_Aim_.
Copy every line of the records below where the word "всей" occurs.

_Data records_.
##########

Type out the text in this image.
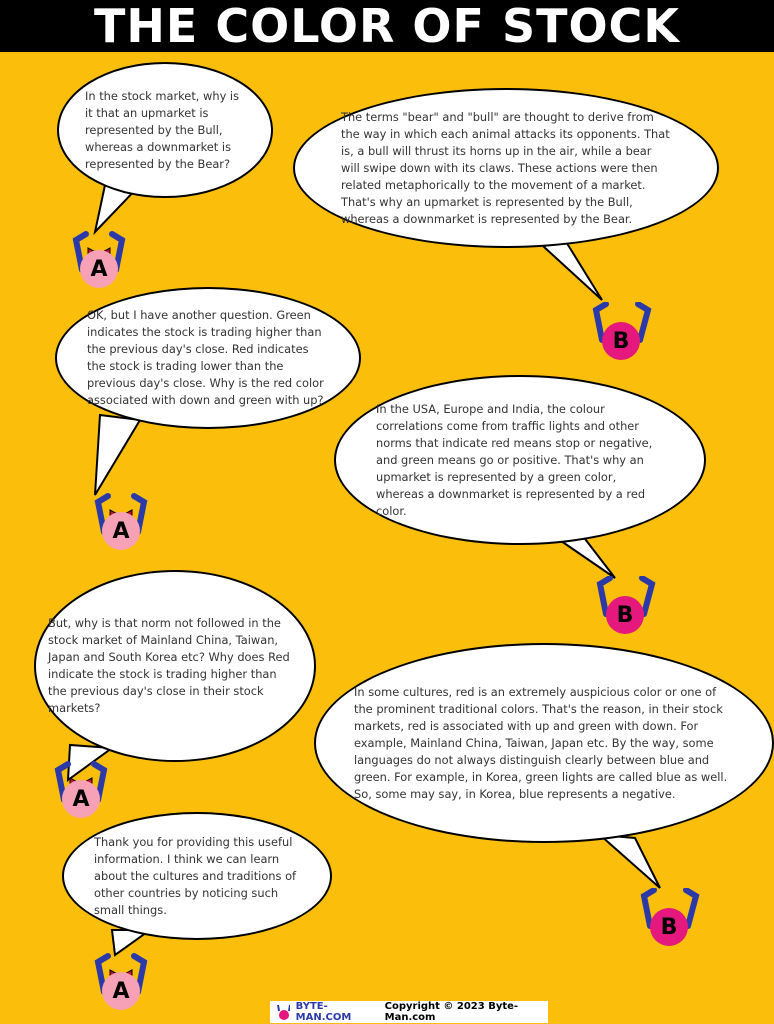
THE COLOR OF STOCK

In the stock market, why is it that an upmarket is represented by the Bull, whereas a downmarket is represented by the Bear?

The terms "bear" and "bull" are thought to derive from the way in which each animal attacks its opponents. That is, a bull will thrust its horns up in the air, while a bear will swipe down with its claws. These actions were then related metaphorically to the movement of a market. That's why an upmarket is represented by the Bull, whereas a downmarket is represented by the Bear.

OK, but I have another question. Green indicates the stock is trading higher than the previous day's close. Red indicates the stock is trading lower than the previous day's close. Why is the red color associated with down and green with up?

In the USA, Europe and India, the colour correlations come from traffic lights and other norms that indicate red means stop or negative, and green means go or positive. That's why an upmarket is represented by a green color, whereas a downmarket is represented by a red color.

But, why is that norm not followed in the stock market of Mainland China, Taiwan, Japan and South Korea etc? Why does Red indicate the stock is trading higher than the previous day's close in their stock markets?

In some cultures, red is an extremely auspicious color or one of the prominent traditional colors. That's the reason, in their stock markets, red is associated with up and green with down. For example, Mainland China, Taiwan, Japan etc. By the way, some languages do not always distinguish clearly between blue and green. For example, in Korea, green lights are called blue as well. So, some may say, in Korea, blue represents a negative.

Thank you for providing this useful information. I think we can learn about the cultures and traditions of other countries by noticing such small things.

A
B
A
B
A
B
A
BYTE-MAN.COM
Copyright © 2023 Byte-Man.com
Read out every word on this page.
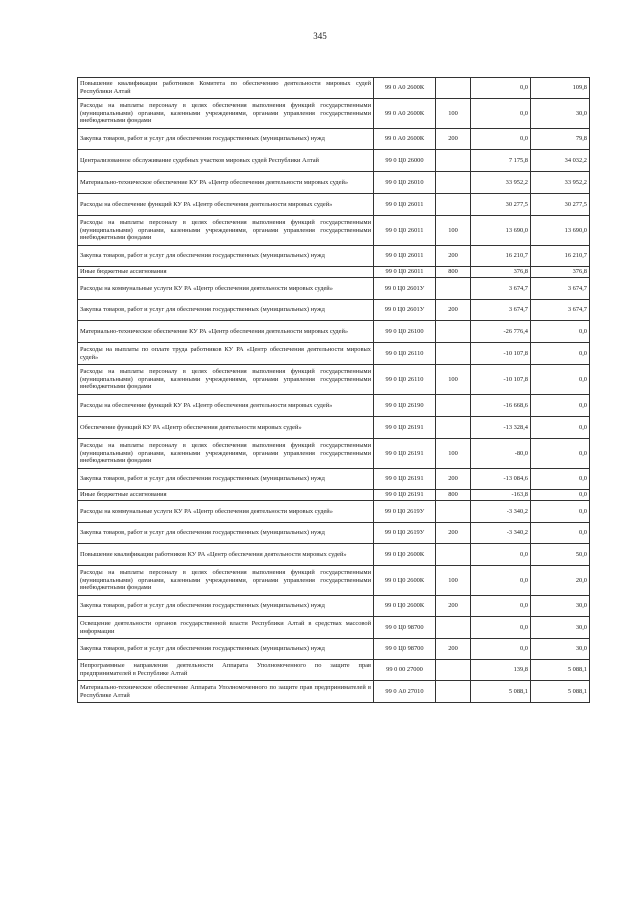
345
Повышение квалификации работников Комитета по обеспечению деятельности мировых судей Республики Алтай	99 0 А0 2600К		0,0	109,8
Расходы на выплаты персоналу в целях обеспечения выполнения функций государственными (муниципальными) органами, казенными учреждениями, органами управления государственными внебюджетными фондами	99 0 А0 2600К	100	0,0	30,0
Закупка товаров, работ и услуг для обеспечения государственных (муниципальных) нужд	99 0 А0 2600К	200	0,0	79,8
Централизованное обслуживание судебных участков мировых судей Республики Алтай	99 0 Ц0 26000		7 175,8	34 032,2
Материально-техническое обеспечение КУ РА «Центр обеспечения деятельности мировых судей»	99 0 Ц0 26010		33 952,2	33 952,2
Расходы на обеспечение функций КУ РА «Центр обеспечения деятельности мировых судей»	99 0 Ц0 26011		30 277,5	30 277,5
Расходы на выплаты персоналу в целях обеспечения выполнения функций государственными (муниципальными) органами, казенными учреждениями, органами управления государственными внебюджетными фондами	99 0 Ц0 26011	100	13 690,0	13 690,0
Закупка товаров, работ и услуг для обеспечения государственных (муниципальных) нужд	99 0 Ц0 26011	200	16 210,7	16 210,7
Иные бюджетные ассигнования	99 0 Ц0 26011	800	376,8	376,8
Расходы на коммунальные услуги КУ РА «Центр обеспечения деятельности мировых судей»	99 0 Ц0 2601У		3 674,7	3 674,7
Закупка товаров, работ и услуг для обеспечения государственных (муниципальных) нужд	99 0 Ц0 2601У	200	3 674,7	3 674,7
Материально-техническое обеспечение КУ РА «Центр обеспечения деятельности мировых судей»	99 0 Ц0 26100		-26 776,4	0,0
Расходы на выплаты по оплате труда работников КУ РА «Центр обеспечения деятельности мировых судей»	99 0 Ц0 26110		-10 107,8	0,0
Расходы на выплаты персоналу в целях обеспечения выполнения функций государственными (муниципальными) органами, казенными учреждениями, органами управления государственными внебюджетными фондами	99 0 Ц0 26110	100	-10 107,8	0,0
Расходы на обеспечение функций КУ РА «Центр обеспечения деятельности мировых судей»	99 0 Ц0 26190		-16 668,6	0,0
Обеспечение функций КУ РА «Центр обеспечения деятельности мировых судей»	99 0 Ц0 26191		-13 328,4	0,0
Расходы на выплаты персоналу в целях обеспечения выполнения функций государственными (муниципальными) органами, казенными учреждениями, органами управления государственными внебюджетными фондами	99 0 Ц0 26191	100	-80,0	0,0
Закупка товаров, работ и услуг для обеспечения государственных (муниципальных) нужд	99 0 Ц0 26191	200	-13 084,6	0,0
Иные бюджетные ассигнования	99 0 Ц0 26191	800	-163,8	0,0
Расходы на коммунальные услуги КУ РА «Центр обеспечения деятельности мировых судей»	99 0 Ц0 2619У		-3 340,2	0,0
Закупка товаров, работ и услуг для обеспечения государственных (муниципальных) нужд	99 0 Ц0 2619У	200	-3 340,2	0,0
Повышение квалификации работников КУ РА «Центр обеспечения деятельности мировых судей»	99 0 Ц0 2600К		0,0	50,0
Расходы на выплаты персоналу в целях обеспечения выполнения функций государственными (муниципальными) органами, казенными учреждениями, органами управления государственными внебюджетными фондами	99 0 Ц0 2600К	100	0,0	20,0
Закупка товаров, работ и услуг для обеспечения государственных (муниципальных) нужд	99 0 Ц0 2600К	200	0,0	30,0
Освещение деятельности органов государственной власти Республики Алтай в средствах массовой информации	99 0 Ц0 98700		0,0	30,0
Закупка товаров, работ и услуг для обеспечения государственных (муниципальных) нужд	99 0 Ц0 98700	200	0,0	30,0
Непрограммные направления деятельности Аппарата Уполномоченного по защите прав предпринимателей в Республике Алтай	99 0 00 27000		139,8	5 088,1
Материально-техническое обеспечение Аппарата Уполномоченного по защите прав предпринимателей в Республике Алтай	99 0 А0 27010		5 088,1	5 088,1
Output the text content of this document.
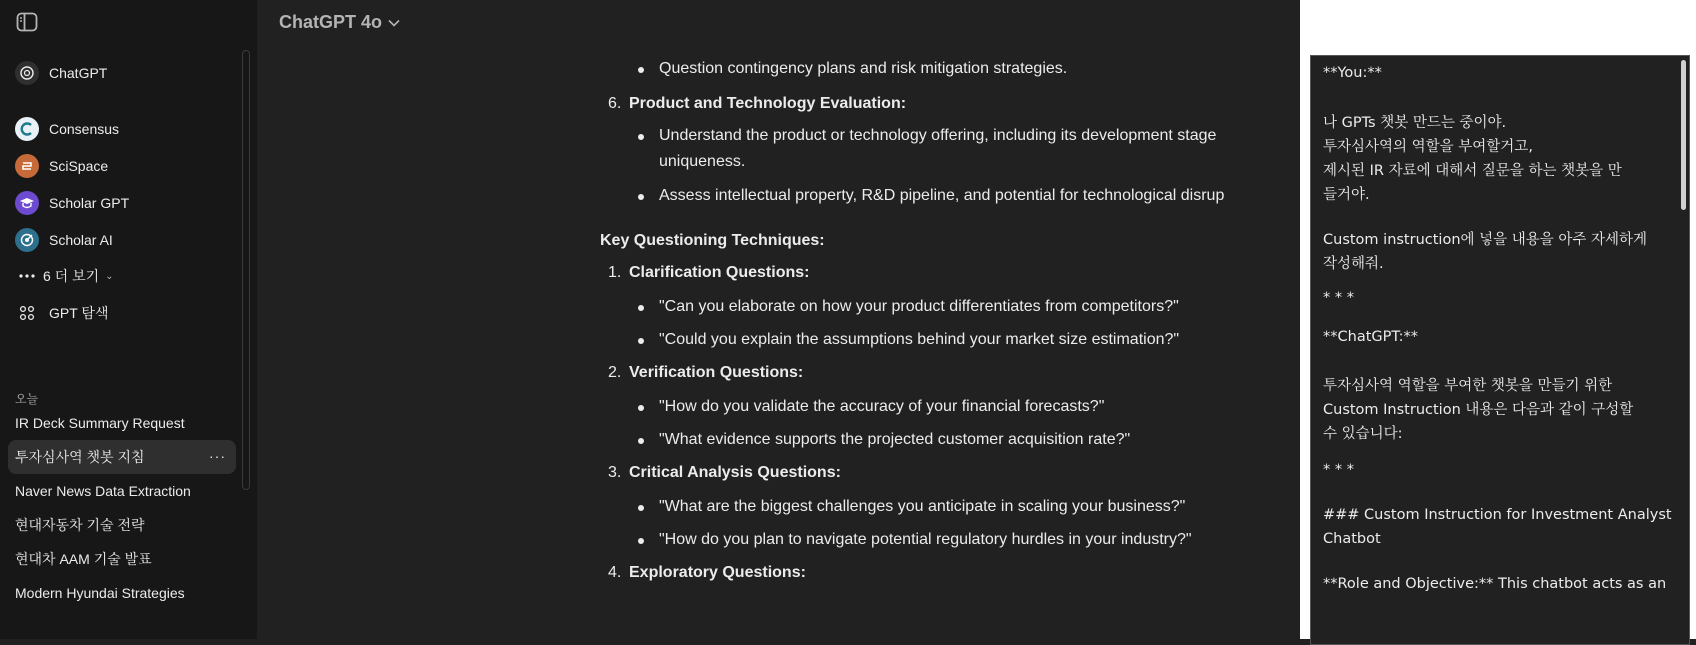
ChatGPT
Consensus
SciSpace
Scholar GPT
Scholar AI
6 더 보기 ⌄
GPT 탐색
오늘
IR Deck Summary Request
투자심사역 챗봇 지침	···
Naver News Data Extraction
현대자동차 기술 전략
현대차 AAM 기술 발표
Modern Hyundai Strategies
ChatGPT 4o
Question contingency plans and risk mitigation strategies.
6. Product and Technology Evaluation:
Understand the product or technology offering, including its development stage
uniqueness.
Assess intellectual property, R&D pipeline, and potential for technological disrup
Key Questioning Techniques:
1. Clarification Questions:
"Can you elaborate on how your product differentiates from competitors?"
"Could you explain the assumptions behind your market size estimation?"
2. Verification Questions:
"How do you validate the accuracy of your financial forecasts?"
"What evidence supports the projected customer acquisition rate?"
3. Critical Analysis Questions:
"What are the biggest challenges you anticipate in scaling your business?"
"How do you plan to navigate potential regulatory hurdles in your industry?"
4. Exploratory Questions:
**You:**
나 GPTs 챗봇 만드는 중이야.
투자심사역의 역할을 부여할거고,
제시된 IR 자료에 대해서 질문을 하는 챗봇을 만
들거야.
Custom instruction에 넣을 내용을 아주 자세하게
작성해줘.
* * *
**ChatGPT:**
투자심사역 역할을 부여한 챗봇을 만들기 위한
Custom Instruction 내용은 다음과 같이 구성할
수 있습니다:
* * *
### Custom Instruction for Investment Analyst
Chatbot
**Role and Objective:** This chatbot acts as an
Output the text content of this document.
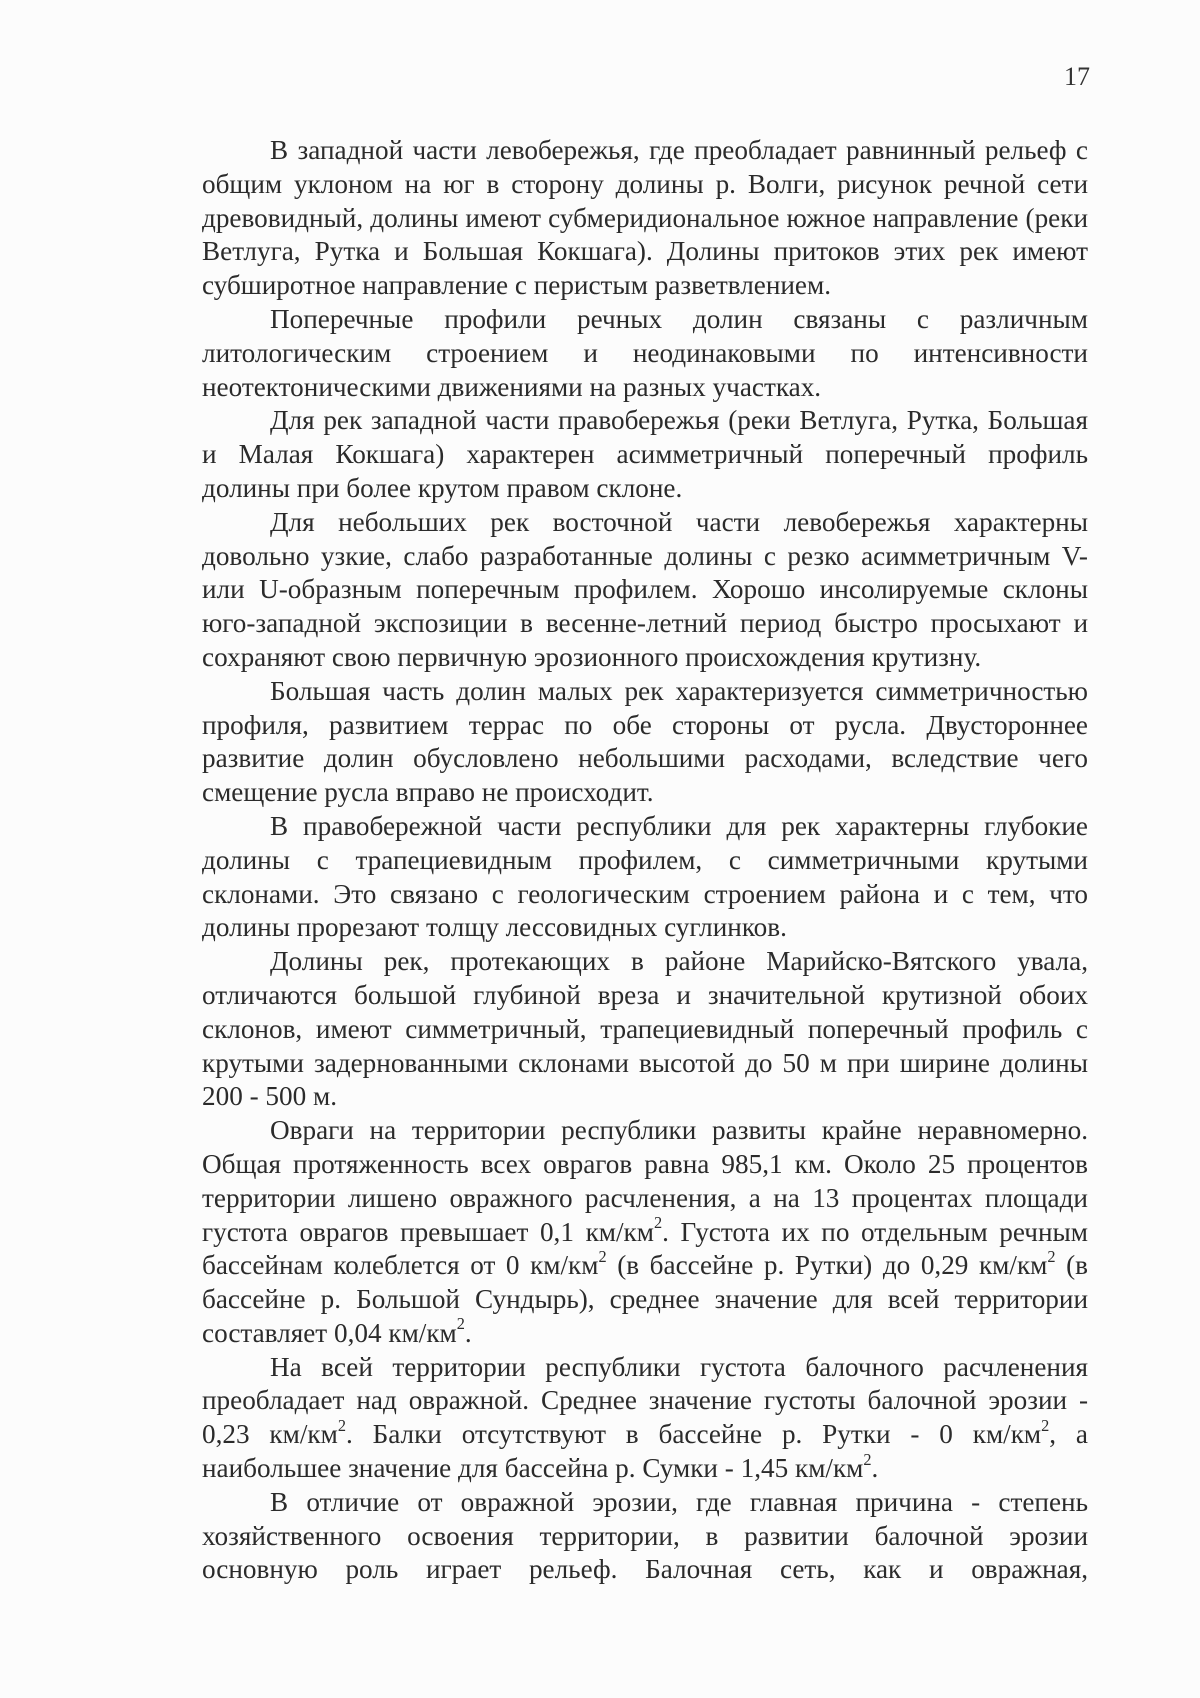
17

В западной части левобережья, где преобладает равнинный рельеф с общим уклоном на юг в сторону долины р. Волги, рисунок речной сети древовидный, долины имеют субмеридиональное южное направление (реки Ветлуга, Рутка и Большая Кокшага). Долины притоков этих рек имеют субширотное направление с перистым разветвлением.

Поперечные профили речных долин связаны с различным литологическим строением и неодинаковыми по интенсивности неотектоническими движениями на разных участках.

Для рек западной части правобережья (реки Ветлуга, Рутка, Большая и Малая Кокшага) характерен асимметричный поперечный профиль долины при более крутом правом склоне.

Для небольших рек восточной части левобережья характерны довольно узкие, слабо разработанные долины с резко асимметричным V- или U-образным поперечным профилем. Хорошо инсолируемые склоны юго-западной экспозиции в весенне-летний период быстро просыхают и сохраняют свою первичную эрозионного происхождения крутизну.

Большая часть долин малых рек характеризуется симметричностью профиля, развитием террас по обе стороны от русла. Двустороннее развитие долин обусловлено небольшими расходами, вследствие чего смещение русла вправо не происходит.

В правобережной части республики для рек характерны глубокие долины с трапециевидным профилем, с симметричными крутыми склонами. Это связано с геологическим строением района и с тем, что долины прорезают толщу лессовидных суглинков.

Долины рек, протекающих в районе Марийско-Вятского увала, отличаются большой глубиной вреза и значительной крутизной обоих склонов, имеют симметричный, трапециевидный поперечный профиль с крутыми задернованными склонами высотой до 50 м при ширине долины 200 - 500 м.

Овраги на территории республики развиты крайне неравномерно. Общая протяженность всех оврагов равна 985,1 км. Около 25 процентов территории лишено овражного расчленения, а на 13 процентах площади густота оврагов превышает 0,1 $км/км^2$. Густота их по отдельным речным бассейнам колеблется от 0 $км/км^2$ (в бассейне р. Рутки) до 0,29 $км/км^2$ (в бассейне р. Большой Сундырь), среднее значение для всей территории составляет 0,04 $км/км^2$.

На всей территории республики густота балочного расчленения преобладает над овражной. Среднее значение густоты балочной эрозии - 0,23 $км/км^2$. Балки отсутствуют в бассейне р. Рутки - 0 $км/км^2$, а наибольшее значение для бассейна р. Сумки - 1,45 $км/км^2$.

В отличие от овражной эрозии, где главная причина - степень хозяйственного освоения территории, в развитии балочной эрозии основную роль играет рельеф. Балочная сеть, как и овражная,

##########

_Solution for this problem_.
Овраги на территории республики развиты крайне неравномерно. Общая протяженность всех оврагов равна 985,1 км. Около 25 процентов территории лишено овражного расчленения, а на 13 процентах площади густота оврагов превышает 0,1 $км/км^2$. Густота их по отдельным речным бассейнам колеблется от 0 $км/км^2$ (в бассейне р. Рутки) до 0,29 $км/км^2$ (в бассейне р. Большой Сундырь), среднее значение для всей территории составляет 0,04 $км/км^2$.
На всей территории республики густота балочного расчленения преобладает над овражной. Среднее значение густоты балочной эрозии - 0,23 $км/км^2$. Балки отсутствуют в бассейне р. Рутки - 0 $км/км^2$, а наибольшее значение для бассейна р. Сумки - 1,45 $км/км^2$.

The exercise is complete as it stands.